Filter the entries and keep only the lines where the string "Ctrl" appears.

» **Entries shown**
········

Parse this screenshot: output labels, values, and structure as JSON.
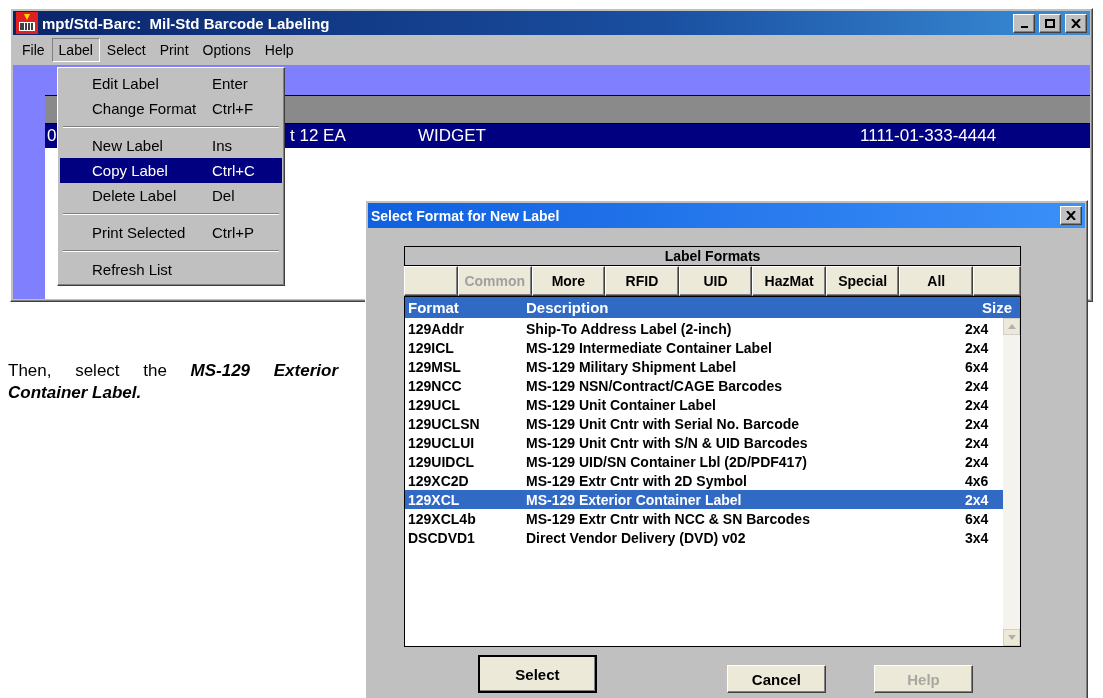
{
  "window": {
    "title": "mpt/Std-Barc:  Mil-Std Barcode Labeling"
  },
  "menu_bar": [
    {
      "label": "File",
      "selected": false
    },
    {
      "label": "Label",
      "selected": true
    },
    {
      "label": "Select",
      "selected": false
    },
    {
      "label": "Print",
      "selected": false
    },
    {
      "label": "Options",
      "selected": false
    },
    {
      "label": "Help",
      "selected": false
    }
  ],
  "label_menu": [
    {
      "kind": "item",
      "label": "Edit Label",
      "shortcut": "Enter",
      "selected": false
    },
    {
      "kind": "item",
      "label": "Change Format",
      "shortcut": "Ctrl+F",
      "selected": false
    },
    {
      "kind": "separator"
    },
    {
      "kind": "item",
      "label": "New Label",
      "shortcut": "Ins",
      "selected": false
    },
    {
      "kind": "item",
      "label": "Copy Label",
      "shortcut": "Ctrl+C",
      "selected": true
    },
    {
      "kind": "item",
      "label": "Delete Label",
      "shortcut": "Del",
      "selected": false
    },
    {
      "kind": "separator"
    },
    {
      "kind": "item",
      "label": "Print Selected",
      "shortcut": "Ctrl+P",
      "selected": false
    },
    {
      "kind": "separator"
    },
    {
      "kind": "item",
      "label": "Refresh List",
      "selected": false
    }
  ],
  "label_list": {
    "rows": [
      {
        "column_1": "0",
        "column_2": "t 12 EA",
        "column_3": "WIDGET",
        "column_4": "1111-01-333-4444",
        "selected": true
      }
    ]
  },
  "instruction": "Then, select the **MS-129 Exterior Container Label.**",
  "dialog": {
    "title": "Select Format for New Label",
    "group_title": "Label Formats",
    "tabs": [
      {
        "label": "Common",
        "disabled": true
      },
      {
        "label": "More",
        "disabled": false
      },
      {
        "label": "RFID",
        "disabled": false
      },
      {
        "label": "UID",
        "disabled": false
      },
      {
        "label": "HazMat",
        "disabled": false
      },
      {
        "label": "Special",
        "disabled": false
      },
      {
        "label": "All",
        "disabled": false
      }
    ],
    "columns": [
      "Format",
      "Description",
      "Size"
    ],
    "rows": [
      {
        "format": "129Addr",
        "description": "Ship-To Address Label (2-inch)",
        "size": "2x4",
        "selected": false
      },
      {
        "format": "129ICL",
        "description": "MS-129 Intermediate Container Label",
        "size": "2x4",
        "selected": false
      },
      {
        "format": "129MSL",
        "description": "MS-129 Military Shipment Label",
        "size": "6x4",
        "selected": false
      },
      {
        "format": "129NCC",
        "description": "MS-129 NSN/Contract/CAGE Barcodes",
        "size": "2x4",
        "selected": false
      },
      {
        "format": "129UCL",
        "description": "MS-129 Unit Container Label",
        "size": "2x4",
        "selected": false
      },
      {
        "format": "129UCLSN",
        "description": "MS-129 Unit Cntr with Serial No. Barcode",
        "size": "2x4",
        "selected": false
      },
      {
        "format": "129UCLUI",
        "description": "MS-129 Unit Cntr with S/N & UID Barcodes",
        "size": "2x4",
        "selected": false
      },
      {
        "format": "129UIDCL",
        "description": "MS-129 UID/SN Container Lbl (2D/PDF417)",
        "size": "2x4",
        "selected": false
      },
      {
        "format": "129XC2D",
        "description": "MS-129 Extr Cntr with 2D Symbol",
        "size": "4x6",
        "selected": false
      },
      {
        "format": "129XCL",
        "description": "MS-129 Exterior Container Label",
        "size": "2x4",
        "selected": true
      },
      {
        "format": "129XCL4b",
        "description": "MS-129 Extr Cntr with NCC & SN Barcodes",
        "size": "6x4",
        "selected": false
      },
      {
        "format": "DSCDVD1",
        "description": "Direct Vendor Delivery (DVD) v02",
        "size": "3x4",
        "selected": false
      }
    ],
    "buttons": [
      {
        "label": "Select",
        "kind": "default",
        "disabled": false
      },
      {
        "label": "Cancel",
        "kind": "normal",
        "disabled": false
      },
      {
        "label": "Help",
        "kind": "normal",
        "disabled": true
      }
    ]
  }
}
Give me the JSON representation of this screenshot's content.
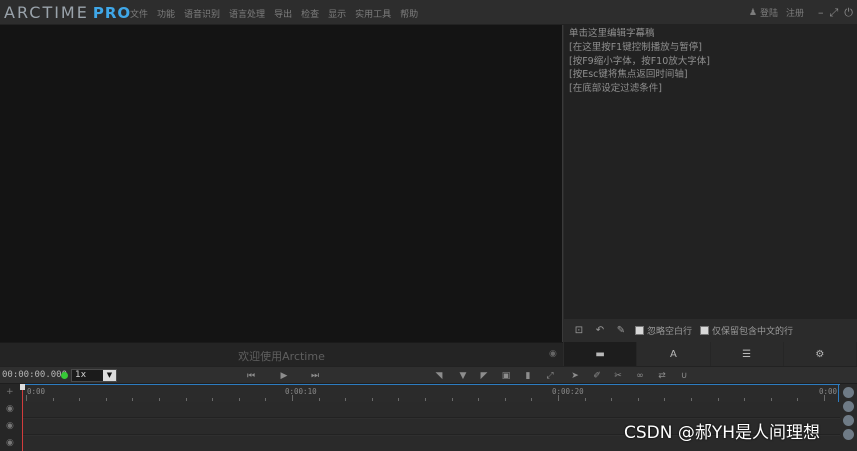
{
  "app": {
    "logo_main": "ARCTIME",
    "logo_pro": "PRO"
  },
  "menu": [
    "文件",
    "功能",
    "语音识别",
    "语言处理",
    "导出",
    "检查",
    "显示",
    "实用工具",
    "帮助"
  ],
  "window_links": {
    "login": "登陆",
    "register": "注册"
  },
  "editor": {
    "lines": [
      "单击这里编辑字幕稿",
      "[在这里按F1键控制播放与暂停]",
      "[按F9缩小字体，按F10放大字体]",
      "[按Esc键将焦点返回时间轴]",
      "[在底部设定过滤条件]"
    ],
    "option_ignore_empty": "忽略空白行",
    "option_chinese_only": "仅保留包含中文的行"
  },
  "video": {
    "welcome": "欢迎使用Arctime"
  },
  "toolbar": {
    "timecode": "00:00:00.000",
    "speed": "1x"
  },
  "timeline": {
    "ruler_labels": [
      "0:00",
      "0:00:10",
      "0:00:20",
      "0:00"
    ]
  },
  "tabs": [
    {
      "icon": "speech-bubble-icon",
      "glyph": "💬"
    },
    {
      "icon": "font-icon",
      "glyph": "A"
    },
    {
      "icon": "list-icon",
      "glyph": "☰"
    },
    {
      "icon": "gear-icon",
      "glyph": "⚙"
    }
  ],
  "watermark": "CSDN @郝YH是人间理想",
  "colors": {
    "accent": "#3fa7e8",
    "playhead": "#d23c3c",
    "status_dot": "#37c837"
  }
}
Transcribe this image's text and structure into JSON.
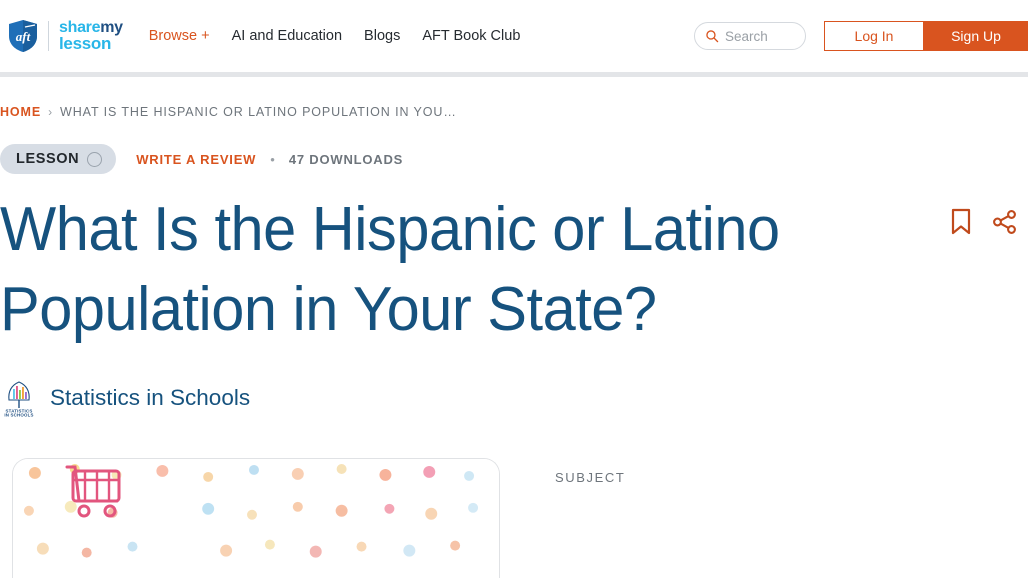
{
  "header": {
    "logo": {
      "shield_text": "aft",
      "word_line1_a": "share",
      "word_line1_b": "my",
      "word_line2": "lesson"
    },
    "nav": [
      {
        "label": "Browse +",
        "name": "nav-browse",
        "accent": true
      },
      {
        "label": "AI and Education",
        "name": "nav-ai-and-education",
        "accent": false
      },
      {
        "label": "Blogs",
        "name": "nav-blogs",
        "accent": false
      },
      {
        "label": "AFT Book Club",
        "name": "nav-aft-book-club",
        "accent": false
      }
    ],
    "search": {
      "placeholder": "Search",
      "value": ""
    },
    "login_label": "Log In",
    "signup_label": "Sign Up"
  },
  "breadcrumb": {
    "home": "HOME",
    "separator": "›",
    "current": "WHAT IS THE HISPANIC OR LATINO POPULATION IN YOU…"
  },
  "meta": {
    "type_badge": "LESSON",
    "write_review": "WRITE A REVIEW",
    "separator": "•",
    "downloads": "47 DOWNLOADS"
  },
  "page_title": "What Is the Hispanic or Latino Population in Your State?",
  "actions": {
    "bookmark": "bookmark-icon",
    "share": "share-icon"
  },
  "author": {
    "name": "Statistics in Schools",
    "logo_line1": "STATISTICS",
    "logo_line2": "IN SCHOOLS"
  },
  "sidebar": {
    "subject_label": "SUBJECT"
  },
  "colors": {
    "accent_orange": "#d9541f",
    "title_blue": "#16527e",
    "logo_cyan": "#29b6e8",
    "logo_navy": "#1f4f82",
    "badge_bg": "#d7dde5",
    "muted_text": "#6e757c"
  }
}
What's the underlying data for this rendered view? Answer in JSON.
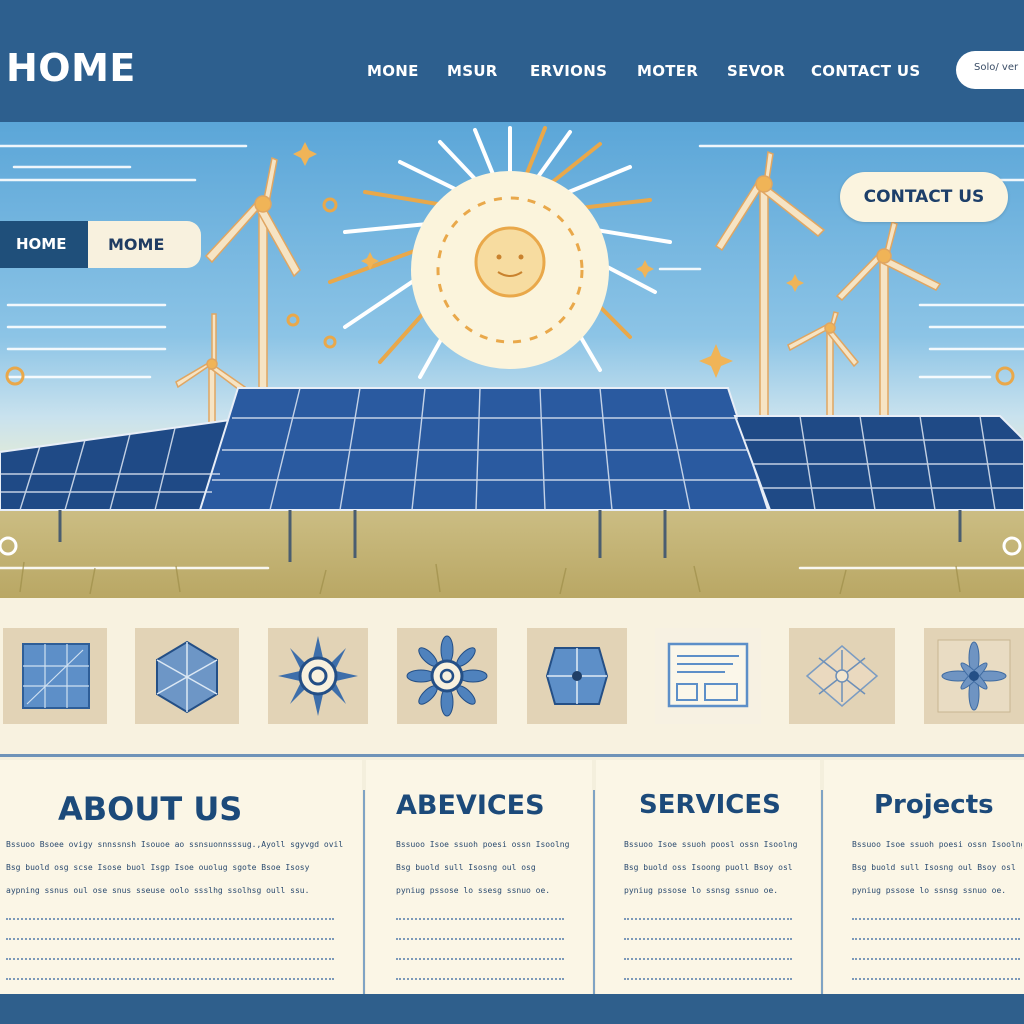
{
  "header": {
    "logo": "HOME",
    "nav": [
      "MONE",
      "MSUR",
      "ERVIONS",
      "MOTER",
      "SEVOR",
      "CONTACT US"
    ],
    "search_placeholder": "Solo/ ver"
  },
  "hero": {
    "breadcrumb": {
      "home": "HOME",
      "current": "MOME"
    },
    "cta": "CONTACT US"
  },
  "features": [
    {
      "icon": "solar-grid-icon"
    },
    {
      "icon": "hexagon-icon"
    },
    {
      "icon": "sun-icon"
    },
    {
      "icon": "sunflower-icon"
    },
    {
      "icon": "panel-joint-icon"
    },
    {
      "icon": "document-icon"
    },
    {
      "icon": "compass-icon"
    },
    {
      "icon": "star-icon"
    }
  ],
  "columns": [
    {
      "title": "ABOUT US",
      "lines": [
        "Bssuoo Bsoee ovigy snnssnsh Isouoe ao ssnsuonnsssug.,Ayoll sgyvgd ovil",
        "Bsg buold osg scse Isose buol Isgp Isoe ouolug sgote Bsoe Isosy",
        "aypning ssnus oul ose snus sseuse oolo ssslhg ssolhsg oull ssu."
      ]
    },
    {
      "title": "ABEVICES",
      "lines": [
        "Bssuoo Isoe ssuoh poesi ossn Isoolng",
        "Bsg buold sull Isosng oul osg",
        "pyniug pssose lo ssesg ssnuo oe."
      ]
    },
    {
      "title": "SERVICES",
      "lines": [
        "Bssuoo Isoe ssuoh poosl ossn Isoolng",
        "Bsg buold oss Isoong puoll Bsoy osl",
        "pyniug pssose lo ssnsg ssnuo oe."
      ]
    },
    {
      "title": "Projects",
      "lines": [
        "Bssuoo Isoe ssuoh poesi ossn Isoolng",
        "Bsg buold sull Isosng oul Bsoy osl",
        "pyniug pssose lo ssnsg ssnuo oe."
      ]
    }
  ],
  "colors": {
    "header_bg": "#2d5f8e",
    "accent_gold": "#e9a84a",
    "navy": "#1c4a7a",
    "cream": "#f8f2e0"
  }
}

········

» **Complete response**
      "shortcut": "Ctrl+F",
      "shortcut": "Ctrl+C",
      "shortcut": "Ctrl+P",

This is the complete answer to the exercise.